:: Material provided ::

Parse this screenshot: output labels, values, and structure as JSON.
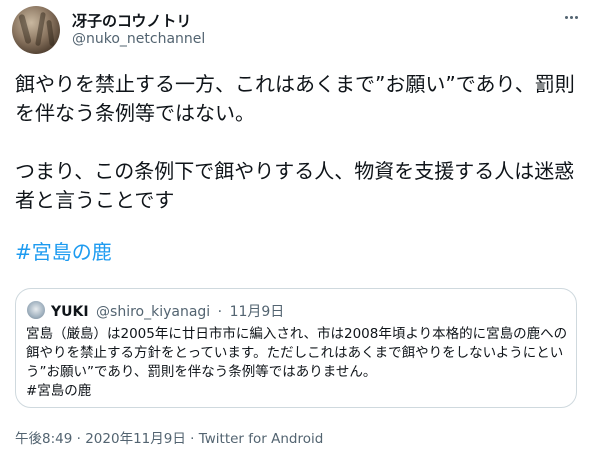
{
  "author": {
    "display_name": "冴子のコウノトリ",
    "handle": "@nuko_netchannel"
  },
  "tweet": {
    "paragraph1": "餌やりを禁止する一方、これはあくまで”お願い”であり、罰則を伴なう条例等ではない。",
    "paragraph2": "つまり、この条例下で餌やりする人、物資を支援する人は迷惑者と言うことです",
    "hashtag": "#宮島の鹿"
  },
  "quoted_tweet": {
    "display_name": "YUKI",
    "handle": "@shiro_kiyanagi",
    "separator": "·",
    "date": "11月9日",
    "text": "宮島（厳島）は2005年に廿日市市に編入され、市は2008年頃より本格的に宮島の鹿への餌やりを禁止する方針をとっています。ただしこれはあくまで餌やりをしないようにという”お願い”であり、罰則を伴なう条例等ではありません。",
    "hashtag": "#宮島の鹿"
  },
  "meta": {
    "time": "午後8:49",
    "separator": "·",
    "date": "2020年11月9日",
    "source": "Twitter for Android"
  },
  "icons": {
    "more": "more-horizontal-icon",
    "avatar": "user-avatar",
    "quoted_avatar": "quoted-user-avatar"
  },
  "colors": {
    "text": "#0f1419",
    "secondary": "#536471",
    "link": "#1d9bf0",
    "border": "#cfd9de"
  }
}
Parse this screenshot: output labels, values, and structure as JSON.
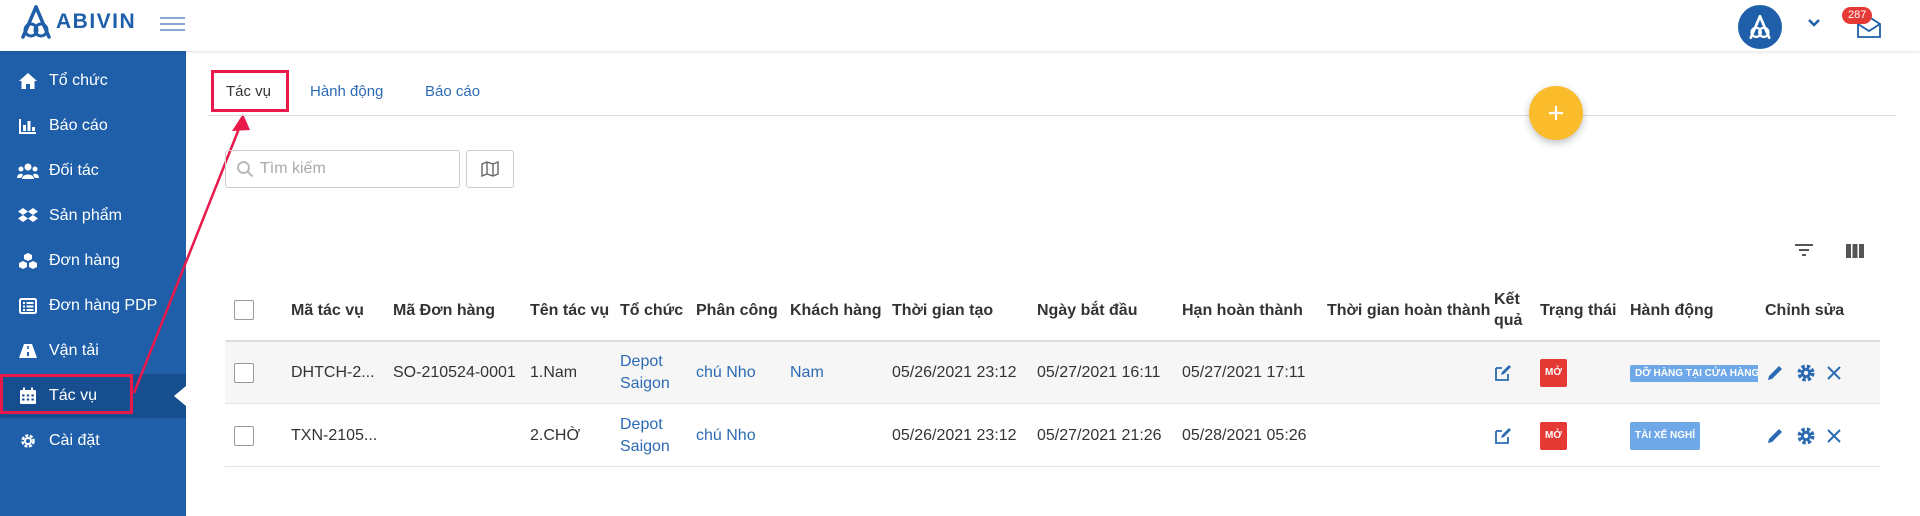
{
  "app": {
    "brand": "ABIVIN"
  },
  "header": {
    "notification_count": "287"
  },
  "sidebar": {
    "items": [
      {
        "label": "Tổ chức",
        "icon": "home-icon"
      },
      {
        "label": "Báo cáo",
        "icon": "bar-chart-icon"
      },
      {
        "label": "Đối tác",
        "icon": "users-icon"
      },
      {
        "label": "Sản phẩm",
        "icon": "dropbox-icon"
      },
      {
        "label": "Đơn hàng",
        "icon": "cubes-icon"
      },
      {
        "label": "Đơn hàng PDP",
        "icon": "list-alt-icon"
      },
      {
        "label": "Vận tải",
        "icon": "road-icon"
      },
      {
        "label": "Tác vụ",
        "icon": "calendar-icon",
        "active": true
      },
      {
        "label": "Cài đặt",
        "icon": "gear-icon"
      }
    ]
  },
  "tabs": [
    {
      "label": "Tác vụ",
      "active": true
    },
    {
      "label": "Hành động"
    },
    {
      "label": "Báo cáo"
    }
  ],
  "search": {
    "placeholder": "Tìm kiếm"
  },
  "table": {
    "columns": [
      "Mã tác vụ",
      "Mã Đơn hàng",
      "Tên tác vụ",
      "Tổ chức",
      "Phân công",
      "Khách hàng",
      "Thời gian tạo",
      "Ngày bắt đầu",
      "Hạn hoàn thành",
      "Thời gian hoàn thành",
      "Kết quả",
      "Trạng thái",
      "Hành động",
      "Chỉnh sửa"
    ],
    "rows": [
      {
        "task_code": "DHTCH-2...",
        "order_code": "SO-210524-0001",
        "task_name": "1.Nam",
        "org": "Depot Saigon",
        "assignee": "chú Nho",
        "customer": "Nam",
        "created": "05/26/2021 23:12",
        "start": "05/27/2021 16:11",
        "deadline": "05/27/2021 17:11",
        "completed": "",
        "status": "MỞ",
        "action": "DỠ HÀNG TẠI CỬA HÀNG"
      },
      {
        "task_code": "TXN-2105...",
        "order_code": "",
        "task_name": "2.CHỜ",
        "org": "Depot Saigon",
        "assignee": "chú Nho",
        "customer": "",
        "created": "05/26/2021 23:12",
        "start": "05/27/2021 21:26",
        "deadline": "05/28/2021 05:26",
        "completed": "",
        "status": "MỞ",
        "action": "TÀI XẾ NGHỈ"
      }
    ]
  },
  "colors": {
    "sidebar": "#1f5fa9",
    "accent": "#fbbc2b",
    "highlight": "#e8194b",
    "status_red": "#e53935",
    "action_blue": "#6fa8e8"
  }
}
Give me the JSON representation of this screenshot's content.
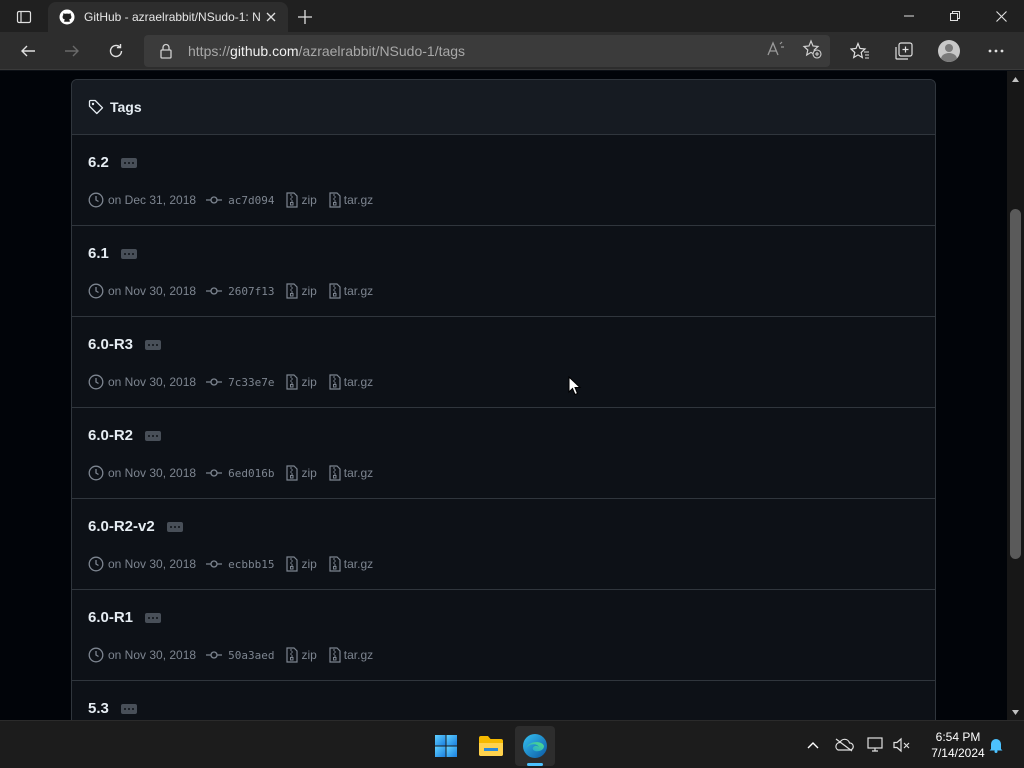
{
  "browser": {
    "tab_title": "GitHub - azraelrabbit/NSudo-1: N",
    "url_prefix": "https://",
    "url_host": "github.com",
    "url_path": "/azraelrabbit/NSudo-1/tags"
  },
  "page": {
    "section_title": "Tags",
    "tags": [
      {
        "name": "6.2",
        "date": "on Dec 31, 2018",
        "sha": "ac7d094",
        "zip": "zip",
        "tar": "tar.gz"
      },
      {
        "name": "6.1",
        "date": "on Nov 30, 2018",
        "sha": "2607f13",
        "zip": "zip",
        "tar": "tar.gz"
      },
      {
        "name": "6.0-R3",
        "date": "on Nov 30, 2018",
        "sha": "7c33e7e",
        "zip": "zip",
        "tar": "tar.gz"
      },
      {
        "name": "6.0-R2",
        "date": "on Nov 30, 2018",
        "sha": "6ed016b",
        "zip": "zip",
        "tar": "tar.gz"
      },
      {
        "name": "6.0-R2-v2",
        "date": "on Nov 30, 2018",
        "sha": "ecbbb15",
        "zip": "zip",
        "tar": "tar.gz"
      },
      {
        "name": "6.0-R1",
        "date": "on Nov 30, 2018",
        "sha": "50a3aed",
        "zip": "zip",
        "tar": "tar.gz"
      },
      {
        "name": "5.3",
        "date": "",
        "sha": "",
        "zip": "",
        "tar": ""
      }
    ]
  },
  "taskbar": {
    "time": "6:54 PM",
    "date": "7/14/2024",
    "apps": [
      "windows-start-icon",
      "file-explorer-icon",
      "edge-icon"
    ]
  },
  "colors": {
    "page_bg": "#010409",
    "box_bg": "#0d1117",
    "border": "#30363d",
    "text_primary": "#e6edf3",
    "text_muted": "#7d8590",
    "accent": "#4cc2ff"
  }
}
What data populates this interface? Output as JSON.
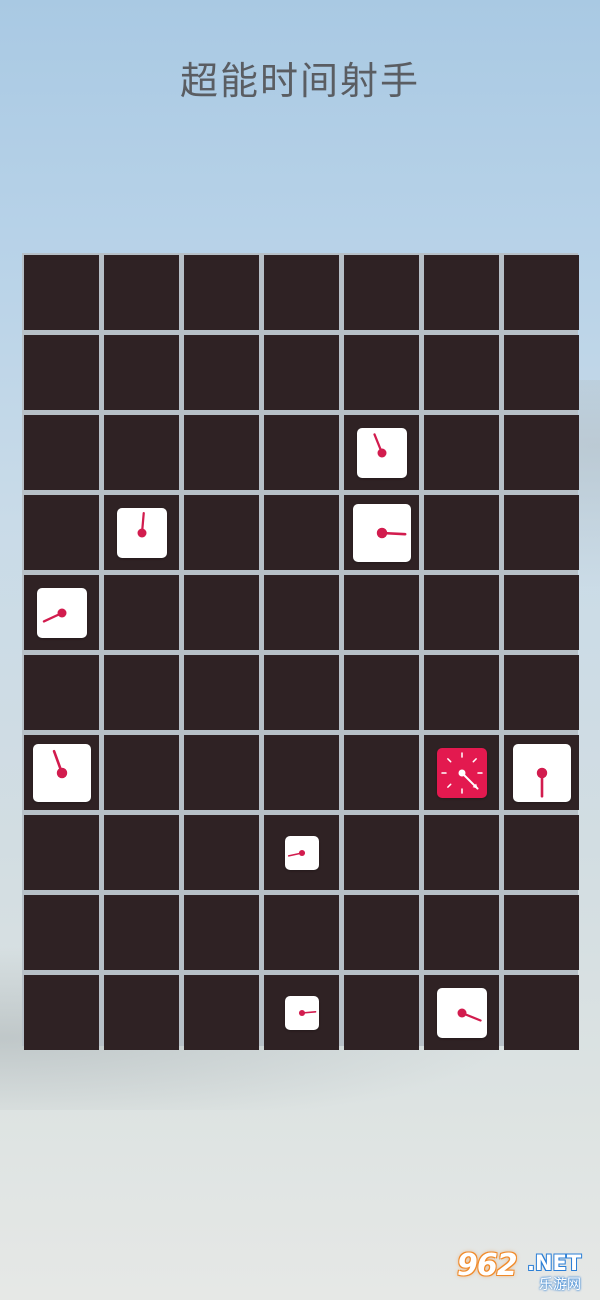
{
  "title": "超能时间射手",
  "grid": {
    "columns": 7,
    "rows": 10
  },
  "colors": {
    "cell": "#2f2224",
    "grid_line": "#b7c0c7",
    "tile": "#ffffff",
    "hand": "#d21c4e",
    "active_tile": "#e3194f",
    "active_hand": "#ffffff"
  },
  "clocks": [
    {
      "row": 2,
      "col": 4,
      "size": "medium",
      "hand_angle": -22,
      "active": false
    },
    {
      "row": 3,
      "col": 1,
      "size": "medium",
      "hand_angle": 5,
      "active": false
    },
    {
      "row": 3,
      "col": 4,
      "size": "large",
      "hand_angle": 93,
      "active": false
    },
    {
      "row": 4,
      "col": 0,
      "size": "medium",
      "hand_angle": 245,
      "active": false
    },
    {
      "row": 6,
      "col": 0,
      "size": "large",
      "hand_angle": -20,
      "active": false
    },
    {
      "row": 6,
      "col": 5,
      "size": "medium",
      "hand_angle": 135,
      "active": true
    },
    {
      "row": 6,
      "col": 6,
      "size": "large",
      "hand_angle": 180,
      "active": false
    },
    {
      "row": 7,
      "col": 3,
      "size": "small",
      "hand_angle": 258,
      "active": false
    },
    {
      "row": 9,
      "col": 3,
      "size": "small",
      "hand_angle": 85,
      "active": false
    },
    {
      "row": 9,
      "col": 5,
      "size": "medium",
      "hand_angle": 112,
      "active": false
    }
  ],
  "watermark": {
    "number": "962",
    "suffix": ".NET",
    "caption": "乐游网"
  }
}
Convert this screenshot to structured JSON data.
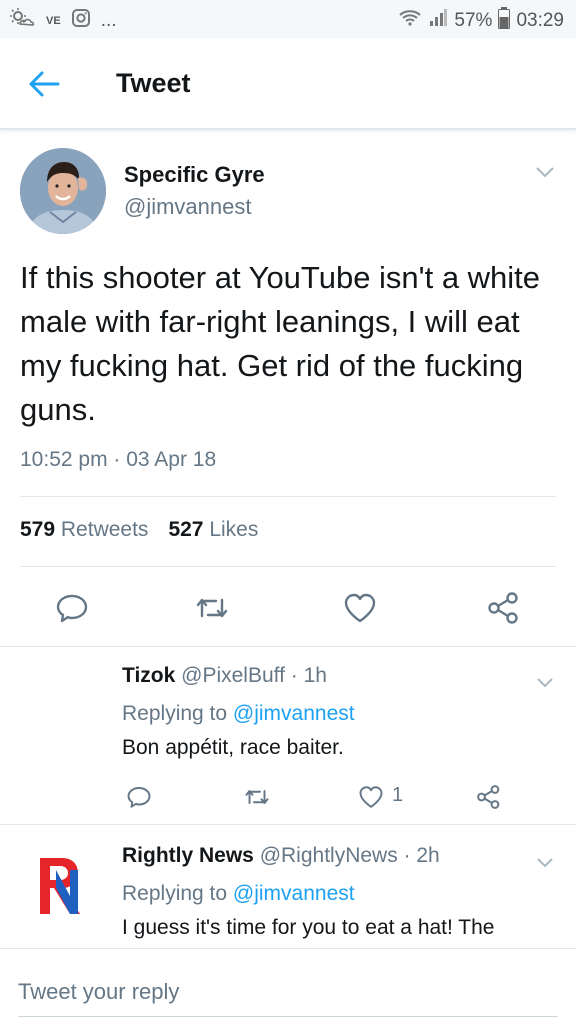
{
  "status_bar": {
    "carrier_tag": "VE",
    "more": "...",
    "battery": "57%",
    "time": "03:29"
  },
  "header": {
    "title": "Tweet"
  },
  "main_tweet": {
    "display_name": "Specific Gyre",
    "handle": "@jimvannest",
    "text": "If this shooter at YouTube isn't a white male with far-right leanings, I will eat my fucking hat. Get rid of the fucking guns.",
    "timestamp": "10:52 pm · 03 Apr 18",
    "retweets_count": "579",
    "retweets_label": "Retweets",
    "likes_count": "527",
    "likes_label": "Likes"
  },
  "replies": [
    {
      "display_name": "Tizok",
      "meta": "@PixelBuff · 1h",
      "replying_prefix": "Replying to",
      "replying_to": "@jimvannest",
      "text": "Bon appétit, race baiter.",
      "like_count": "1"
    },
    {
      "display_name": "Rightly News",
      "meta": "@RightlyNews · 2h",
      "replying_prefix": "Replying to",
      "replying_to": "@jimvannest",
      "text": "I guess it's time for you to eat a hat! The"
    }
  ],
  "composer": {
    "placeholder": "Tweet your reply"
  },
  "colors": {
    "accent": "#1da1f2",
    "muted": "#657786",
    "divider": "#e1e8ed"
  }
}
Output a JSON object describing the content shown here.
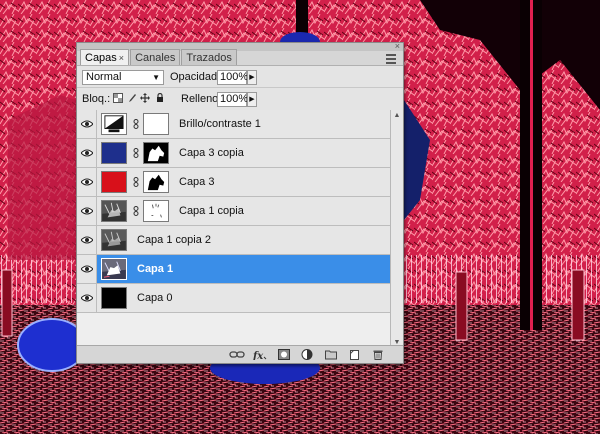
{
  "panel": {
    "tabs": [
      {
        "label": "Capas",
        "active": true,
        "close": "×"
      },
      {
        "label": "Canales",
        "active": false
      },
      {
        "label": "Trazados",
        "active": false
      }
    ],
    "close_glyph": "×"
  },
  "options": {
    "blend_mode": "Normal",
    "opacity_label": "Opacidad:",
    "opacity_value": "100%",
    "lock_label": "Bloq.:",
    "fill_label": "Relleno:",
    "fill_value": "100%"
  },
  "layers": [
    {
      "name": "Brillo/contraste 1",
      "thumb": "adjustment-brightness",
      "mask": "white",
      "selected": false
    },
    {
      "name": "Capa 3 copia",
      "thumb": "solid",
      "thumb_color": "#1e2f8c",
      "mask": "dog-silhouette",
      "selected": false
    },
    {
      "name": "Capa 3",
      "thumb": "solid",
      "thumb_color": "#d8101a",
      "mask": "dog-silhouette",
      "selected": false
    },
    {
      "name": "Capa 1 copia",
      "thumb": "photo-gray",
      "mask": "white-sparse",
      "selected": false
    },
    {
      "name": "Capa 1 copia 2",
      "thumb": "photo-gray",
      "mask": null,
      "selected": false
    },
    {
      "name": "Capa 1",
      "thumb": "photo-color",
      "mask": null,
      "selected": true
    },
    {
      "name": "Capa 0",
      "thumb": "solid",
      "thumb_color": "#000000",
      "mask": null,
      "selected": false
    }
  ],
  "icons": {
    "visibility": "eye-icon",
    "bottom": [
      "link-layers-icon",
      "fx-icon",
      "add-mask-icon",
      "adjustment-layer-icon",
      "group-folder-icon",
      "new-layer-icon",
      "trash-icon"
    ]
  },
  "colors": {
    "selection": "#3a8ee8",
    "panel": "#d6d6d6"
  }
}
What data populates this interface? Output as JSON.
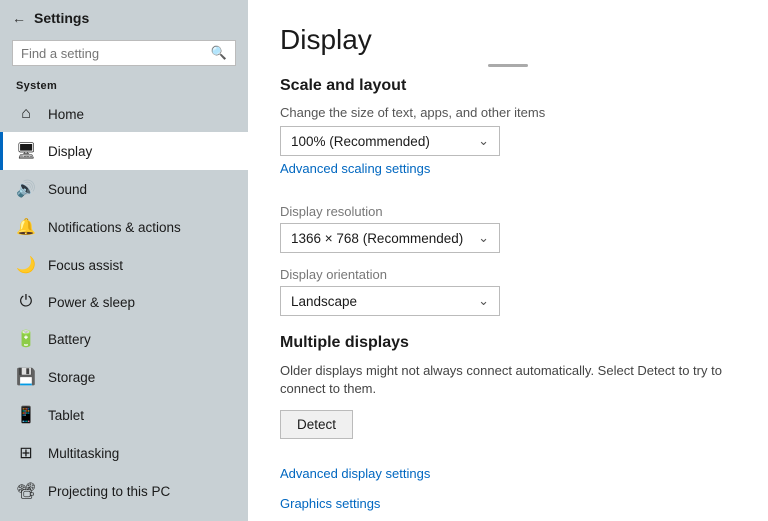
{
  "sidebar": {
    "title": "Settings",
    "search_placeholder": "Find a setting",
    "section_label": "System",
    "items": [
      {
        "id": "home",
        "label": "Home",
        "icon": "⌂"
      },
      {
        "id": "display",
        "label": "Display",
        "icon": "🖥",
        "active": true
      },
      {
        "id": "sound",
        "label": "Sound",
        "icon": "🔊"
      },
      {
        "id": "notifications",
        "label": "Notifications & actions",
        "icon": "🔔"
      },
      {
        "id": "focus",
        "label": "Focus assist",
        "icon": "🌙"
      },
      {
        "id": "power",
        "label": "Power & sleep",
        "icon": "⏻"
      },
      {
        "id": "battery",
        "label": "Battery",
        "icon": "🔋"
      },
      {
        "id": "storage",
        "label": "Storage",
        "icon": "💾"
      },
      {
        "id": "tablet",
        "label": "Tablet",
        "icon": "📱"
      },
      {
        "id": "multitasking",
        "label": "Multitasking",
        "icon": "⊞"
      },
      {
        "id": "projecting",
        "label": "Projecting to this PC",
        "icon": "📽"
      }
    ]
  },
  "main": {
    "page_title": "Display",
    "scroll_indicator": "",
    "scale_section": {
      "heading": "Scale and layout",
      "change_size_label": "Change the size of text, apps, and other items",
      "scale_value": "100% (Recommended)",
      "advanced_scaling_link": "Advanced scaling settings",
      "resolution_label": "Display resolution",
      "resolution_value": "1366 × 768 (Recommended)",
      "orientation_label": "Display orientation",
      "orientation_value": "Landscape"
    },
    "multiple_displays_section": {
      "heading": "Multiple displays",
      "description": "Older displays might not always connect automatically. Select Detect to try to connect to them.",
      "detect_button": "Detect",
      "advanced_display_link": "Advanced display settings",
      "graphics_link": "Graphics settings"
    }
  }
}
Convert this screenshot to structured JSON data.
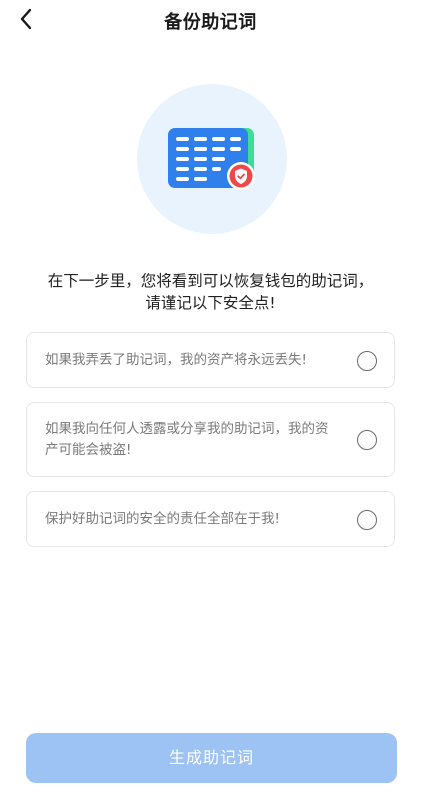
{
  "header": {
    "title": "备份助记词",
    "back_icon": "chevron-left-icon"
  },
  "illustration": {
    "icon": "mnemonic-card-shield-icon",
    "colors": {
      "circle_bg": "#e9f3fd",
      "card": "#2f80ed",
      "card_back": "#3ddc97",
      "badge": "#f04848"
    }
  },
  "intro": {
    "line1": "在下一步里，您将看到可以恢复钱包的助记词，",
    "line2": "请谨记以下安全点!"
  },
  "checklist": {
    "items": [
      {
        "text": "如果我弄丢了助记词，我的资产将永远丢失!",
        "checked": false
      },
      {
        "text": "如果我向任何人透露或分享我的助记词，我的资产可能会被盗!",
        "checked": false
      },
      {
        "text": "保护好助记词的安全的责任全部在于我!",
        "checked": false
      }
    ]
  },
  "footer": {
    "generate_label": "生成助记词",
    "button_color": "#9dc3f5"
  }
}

:::

- Task description -
In the entries above, locate every line with the word "Advanced" and copy it.

- Full output -
      "advanced_scaling_link": "Advanced scaling settings",
      "advanced_display_link": "Advanced display settings",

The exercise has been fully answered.